Your goal
Output every entry exactly as given.

BEGIN Information supplied

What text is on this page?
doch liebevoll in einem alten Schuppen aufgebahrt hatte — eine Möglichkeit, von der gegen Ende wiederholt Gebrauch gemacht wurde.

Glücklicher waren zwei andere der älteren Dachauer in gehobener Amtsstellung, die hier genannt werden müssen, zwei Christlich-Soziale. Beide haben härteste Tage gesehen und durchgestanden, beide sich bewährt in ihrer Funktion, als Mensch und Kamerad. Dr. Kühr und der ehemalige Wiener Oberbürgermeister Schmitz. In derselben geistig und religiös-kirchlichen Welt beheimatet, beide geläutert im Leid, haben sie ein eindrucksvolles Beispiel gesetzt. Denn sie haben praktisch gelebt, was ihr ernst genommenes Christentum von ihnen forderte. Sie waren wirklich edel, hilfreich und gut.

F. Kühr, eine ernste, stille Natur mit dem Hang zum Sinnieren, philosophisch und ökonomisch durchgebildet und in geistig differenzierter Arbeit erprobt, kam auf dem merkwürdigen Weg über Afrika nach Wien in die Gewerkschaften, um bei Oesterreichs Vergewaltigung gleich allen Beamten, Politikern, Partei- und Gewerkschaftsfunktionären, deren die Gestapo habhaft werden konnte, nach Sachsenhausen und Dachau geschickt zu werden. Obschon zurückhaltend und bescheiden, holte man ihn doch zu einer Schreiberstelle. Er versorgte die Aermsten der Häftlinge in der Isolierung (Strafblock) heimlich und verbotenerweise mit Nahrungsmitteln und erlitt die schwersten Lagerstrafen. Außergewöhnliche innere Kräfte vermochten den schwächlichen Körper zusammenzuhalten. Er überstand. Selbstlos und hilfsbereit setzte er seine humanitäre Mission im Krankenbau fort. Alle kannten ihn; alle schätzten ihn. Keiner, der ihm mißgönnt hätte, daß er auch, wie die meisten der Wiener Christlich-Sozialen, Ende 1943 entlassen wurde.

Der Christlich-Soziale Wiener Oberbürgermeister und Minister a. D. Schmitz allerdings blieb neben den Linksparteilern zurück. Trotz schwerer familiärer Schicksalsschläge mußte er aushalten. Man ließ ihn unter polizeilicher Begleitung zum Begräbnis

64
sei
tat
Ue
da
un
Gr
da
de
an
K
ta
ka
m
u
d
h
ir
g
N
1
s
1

END Information supplied

Answer space
What text is on this page?
doch liebevoll in einem alten Schuppen aufgebahrt hatte — eine Möglichkeit, von der gegen Ende wiederholt Gebrauch gemacht wurde.

Glücklicher waren zwei andere der älteren Dachauer in gehobener Amtsstellung, die hier genannt werden müssen, zwei Christlich-Soziale. Beide haben härteste Tage gesehen und durchgestanden, beide sich bewährt in ihrer Funktion, als Mensch und Kamerad. Dr. Kühr und der ehemalige Wiener Oberbürgermeister Schmitz. In derselben geistig und religiös-kirchlichen Welt beheimatet, beide geläutert im Leid, haben sie ein eindrucksvolles Beispiel gesetzt. Denn sie haben praktisch gelebt, was ihr ernst genommenes Christentum von ihnen forderte. Sie waren wirklich edel, hilfreich und gut.

F. Kühr, eine ernste, stille Natur mit dem Hang zum Sinnieren, philosophisch und ökonomisch durchgebildet und in geistig differenzierter Arbeit erprobt, kam auf dem merkwürdigen Weg über Afrika nach Wien in die Gewerkschaften, um bei Oesterreichs Vergewaltigung gleich allen Beamten, Politikern, Partei- und Gewerkschaftsfunktionären, deren die Gestapo habhaft werden konnte, nach Sachsenhausen und Dachau geschickt zu werden. Obschon zurückhaltend und bescheiden, holte man ihn doch zu einer Schreiberstelle. Er versorgte die Aermsten der Häftlinge in der Isolierung (Strafblock) heimlich und verbotenerweise mit Nahrungsmitteln und erlitt die schwersten Lagerstrafen. Außergewöhnliche innere Kräfte vermochten den schwächlichen Körper zusammenzuhalten. Er überstand. Selbstlos und hilfsbereit setzte er seine humanitäre Mission im Krankenbau fort. Alle kannten ihn; alle schätzten ihn. Keiner, der ihm mißgönnt hätte, daß er auch, wie die meisten der Wiener Christlich-Sozialen, Ende 1943 entlassen wurde.

Der Christlich-Soziale Wiener Oberbürgermeister und Minister a. D. Schmitz allerdings blieb neben den Linksparteilern zurück. Trotz schwerer familiärer Schicksalsschläge mußte er aushalten. Man ließ ihn unter polizeilicher Begleitung zum Begräbnis

64
sei
tat
Ue
da
un
Gr
da
de
an
K
ta
ka
m
u
d
h
ir
g
N
1
s
1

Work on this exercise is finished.